──────── INFORMATION SUPPLIED ────────

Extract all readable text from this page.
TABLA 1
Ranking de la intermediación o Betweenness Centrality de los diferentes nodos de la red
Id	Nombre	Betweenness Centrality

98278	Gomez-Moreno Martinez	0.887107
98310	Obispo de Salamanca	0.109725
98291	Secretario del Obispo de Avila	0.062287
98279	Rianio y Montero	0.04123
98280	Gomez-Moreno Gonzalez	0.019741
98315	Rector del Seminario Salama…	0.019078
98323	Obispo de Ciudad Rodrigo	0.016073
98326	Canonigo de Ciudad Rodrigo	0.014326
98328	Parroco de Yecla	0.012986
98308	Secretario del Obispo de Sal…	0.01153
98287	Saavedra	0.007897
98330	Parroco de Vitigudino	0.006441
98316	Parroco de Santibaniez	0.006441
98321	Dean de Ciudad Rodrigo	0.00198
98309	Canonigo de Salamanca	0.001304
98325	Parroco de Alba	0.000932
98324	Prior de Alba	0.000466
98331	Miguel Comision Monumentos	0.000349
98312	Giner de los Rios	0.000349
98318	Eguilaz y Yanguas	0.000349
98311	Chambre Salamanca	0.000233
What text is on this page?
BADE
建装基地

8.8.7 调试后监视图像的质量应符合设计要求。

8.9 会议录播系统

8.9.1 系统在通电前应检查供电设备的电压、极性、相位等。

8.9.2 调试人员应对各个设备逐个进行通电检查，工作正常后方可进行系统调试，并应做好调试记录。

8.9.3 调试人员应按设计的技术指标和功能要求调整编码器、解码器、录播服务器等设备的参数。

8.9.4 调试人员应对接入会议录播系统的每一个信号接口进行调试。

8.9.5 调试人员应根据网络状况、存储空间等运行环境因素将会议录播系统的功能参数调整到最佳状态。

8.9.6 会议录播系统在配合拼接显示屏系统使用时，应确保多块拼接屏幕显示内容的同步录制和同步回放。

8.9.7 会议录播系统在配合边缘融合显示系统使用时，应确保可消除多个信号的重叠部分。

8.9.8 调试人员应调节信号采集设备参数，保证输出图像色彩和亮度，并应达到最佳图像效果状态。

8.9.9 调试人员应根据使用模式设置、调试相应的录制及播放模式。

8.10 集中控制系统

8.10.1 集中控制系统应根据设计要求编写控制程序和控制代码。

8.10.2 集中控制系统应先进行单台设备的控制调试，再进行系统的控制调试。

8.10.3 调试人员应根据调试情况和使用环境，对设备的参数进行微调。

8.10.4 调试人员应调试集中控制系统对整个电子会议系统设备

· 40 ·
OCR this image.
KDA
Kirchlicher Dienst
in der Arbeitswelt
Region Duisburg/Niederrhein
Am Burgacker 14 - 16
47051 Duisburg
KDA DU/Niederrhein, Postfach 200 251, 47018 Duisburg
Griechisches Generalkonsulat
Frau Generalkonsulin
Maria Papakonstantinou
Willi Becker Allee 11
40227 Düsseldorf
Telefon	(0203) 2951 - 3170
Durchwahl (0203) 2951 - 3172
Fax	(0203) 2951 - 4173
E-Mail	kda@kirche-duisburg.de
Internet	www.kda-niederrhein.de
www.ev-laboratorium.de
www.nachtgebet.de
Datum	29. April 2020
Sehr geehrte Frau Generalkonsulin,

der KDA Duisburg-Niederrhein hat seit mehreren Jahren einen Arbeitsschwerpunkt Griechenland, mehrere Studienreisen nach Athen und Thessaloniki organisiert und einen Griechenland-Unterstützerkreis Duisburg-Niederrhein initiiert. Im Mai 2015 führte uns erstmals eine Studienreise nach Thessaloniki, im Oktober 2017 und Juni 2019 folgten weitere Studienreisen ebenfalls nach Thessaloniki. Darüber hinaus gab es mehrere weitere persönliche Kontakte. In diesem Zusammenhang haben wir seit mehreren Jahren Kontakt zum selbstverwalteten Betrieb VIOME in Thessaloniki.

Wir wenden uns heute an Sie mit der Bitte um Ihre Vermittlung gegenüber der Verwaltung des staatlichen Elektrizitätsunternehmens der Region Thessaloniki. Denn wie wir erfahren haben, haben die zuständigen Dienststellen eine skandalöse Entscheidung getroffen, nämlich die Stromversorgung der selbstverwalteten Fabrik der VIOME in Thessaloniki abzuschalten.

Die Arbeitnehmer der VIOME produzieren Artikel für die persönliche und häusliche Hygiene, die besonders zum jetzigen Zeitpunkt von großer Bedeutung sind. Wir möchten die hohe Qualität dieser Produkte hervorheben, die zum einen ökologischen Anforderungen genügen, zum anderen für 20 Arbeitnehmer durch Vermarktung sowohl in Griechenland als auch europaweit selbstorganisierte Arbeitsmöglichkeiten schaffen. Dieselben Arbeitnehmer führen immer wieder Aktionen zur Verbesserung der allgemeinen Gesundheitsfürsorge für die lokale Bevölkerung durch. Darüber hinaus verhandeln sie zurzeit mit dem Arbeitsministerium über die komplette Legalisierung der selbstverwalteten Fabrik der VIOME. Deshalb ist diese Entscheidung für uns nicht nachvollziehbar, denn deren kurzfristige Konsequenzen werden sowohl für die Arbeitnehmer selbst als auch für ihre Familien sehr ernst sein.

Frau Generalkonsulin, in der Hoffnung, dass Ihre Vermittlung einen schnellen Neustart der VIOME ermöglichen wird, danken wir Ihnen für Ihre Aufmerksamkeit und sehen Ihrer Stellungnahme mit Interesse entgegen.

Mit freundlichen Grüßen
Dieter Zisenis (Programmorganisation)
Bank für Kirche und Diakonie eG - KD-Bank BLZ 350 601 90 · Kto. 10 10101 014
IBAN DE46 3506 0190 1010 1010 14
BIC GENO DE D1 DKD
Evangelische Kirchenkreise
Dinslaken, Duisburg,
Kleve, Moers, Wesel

────────

TASK TO CARRY OUT ->
Where a line in the material contains "this", copy that line.

RESPONSE BELOW ->
Extract all readable text from this page.
What text is on this page?
OCR this image.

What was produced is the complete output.